Saved entries:
+===+

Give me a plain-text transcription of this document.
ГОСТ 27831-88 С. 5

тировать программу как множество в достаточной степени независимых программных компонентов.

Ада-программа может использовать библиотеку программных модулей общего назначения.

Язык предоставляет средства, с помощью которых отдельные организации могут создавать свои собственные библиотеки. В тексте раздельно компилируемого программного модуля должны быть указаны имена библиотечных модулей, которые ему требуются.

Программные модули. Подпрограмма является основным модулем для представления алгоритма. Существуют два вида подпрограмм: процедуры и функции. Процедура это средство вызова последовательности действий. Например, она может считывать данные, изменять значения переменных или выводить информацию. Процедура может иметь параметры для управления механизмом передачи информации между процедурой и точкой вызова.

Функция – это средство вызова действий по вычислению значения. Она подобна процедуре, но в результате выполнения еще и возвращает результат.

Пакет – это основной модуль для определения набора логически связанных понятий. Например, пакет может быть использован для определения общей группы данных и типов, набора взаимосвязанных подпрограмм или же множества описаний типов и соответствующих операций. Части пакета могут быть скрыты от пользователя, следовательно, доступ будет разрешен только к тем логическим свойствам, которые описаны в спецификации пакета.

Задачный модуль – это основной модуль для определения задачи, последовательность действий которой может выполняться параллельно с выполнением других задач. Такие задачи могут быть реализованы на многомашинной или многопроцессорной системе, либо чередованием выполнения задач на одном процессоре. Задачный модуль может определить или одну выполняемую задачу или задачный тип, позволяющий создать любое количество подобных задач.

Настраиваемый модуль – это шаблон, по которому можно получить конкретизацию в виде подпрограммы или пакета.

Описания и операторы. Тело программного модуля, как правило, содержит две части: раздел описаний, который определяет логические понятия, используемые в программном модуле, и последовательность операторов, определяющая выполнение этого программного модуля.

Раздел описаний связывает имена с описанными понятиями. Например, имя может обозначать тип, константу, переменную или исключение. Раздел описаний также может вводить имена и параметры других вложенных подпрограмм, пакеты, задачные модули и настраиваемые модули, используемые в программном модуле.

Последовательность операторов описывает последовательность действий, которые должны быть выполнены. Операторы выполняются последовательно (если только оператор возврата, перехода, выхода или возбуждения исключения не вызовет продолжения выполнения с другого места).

+===+

## Short problem
Copy the records above exactly as they appear.

## Answer to this problem
Give me a plain-text transcription of this document.
ГОСТ 27831-88 С. 5

тировать программу как множество в достаточной степени независимых программных компонентов.

Ада-программа может использовать библиотеку программных модулей общего назначения.

Язык предоставляет средства, с помощью которых отдельные организации могут создавать свои собственные библиотеки. В тексте раздельно компилируемого программного модуля должны быть указаны имена библиотечных модулей, которые ему требуются.

Программные модули. Подпрограмма является основным модулем для представления алгоритма. Существуют два вида подпрограмм: процедуры и функции. Процедура это средство вызова последовательности действий. Например, она может считывать данные, изменять значения переменных или выводить информацию. Процедура может иметь параметры для управления механизмом передачи информации между процедурой и точкой вызова.

Функция – это средство вызова действий по вычислению значения. Она подобна процедуре, но в результате выполнения еще и возвращает результат.

Пакет – это основной модуль для определения набора логически связанных понятий. Например, пакет может быть использован для определения общей группы данных и типов, набора взаимосвязанных подпрограмм или же множества описаний типов и соответствующих операций. Части пакета могут быть скрыты от пользователя, следовательно, доступ будет разрешен только к тем логическим свойствам, которые описаны в спецификации пакета.

Задачный модуль – это основной модуль для определения задачи, последовательность действий которой может выполняться параллельно с выполнением других задач. Такие задачи могут быть реализованы на многомашинной или многопроцессорной системе, либо чередованием выполнения задач на одном процессоре. Задачный модуль может определить или одну выполняемую задачу или задачный тип, позволяющий создать любое количество подобных задач.

Настраиваемый модуль – это шаблон, по которому можно получить конкретизацию в виде подпрограммы или пакета.

Описания и операторы. Тело программного модуля, как правило, содержит две части: раздел описаний, который определяет логические понятия, используемые в программном модуле, и последовательность операторов, определяющая выполнение этого программного модуля.

Раздел описаний связывает имена с описанными понятиями. Например, имя может обозначать тип, константу, переменную или исключение. Раздел описаний также может вводить имена и параметры других вложенных подпрограмм, пакеты, задачные модули и настраиваемые модули, используемые в программном модуле.

Последовательность операторов описывает последовательность действий, которые должны быть выполнены. Операторы выполняются последовательно (если только оператор возврата, перехода, выхода или возбуждения исключения не вызовет продолжения выполнения с другого места).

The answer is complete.